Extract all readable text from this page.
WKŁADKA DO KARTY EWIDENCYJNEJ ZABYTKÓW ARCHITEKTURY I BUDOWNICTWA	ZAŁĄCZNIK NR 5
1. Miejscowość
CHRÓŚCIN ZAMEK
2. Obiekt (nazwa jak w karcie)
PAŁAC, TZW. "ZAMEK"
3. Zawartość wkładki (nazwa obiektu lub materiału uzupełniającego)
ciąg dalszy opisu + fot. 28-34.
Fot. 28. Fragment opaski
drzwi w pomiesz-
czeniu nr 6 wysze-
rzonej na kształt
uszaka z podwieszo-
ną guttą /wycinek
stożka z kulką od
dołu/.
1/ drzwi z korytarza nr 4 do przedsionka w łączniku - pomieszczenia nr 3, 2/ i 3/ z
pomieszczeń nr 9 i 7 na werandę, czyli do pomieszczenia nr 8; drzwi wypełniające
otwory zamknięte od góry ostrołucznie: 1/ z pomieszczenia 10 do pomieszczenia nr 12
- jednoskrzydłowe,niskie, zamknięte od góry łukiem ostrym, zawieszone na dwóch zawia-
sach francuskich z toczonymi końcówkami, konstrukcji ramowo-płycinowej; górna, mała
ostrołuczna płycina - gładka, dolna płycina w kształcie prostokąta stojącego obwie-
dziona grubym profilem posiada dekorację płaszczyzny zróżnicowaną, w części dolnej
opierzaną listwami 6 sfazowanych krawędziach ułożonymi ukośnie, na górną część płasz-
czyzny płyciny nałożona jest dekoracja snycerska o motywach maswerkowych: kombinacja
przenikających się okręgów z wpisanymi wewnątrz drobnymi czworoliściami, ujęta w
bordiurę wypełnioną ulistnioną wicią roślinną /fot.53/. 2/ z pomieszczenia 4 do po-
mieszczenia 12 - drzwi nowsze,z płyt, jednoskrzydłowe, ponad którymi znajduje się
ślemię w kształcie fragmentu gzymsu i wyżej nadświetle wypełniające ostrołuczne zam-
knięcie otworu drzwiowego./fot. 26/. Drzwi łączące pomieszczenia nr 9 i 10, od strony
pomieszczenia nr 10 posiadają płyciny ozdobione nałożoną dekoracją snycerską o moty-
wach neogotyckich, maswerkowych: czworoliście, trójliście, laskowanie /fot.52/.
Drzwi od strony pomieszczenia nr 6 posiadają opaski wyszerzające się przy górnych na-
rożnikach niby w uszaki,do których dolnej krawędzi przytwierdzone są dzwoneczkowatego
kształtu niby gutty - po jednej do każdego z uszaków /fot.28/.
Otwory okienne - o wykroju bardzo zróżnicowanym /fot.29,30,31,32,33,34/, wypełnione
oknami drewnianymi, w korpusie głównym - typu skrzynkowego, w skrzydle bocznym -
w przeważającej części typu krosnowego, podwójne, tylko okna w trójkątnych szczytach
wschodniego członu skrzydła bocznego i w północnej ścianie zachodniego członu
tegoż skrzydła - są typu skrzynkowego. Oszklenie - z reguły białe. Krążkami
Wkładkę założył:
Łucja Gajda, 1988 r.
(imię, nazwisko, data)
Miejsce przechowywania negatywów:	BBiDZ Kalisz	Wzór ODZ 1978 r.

- - - - - - -

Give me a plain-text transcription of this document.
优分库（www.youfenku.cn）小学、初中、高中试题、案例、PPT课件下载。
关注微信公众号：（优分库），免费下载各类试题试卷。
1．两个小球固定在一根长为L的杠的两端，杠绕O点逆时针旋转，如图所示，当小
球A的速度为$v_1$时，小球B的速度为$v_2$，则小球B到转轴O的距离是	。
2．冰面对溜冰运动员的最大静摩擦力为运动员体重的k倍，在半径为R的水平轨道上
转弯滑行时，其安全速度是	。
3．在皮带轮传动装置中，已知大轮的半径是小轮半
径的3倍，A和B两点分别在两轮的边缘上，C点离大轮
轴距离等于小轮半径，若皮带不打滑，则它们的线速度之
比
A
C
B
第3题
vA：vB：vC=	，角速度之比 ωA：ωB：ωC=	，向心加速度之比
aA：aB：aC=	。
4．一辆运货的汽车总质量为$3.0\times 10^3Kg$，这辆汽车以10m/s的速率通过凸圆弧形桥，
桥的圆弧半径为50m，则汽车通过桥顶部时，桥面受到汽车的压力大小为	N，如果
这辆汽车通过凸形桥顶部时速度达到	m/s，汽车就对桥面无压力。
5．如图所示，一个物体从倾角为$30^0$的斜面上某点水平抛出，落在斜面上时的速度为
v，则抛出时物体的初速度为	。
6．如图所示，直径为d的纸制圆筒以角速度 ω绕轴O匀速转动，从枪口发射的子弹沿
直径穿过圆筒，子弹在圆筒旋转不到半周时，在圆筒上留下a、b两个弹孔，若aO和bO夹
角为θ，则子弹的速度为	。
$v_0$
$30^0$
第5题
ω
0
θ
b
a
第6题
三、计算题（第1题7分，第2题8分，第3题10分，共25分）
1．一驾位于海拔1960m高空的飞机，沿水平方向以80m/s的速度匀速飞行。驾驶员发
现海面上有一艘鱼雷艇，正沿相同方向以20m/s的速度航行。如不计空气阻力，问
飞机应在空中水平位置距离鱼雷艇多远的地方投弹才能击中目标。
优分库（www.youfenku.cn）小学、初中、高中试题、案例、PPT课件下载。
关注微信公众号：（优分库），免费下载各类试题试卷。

- - - - - - -

> WRITTEN TASK
Determine how many lines in the data above contain the string "strony". Give nothing except the number.

> REPLY
2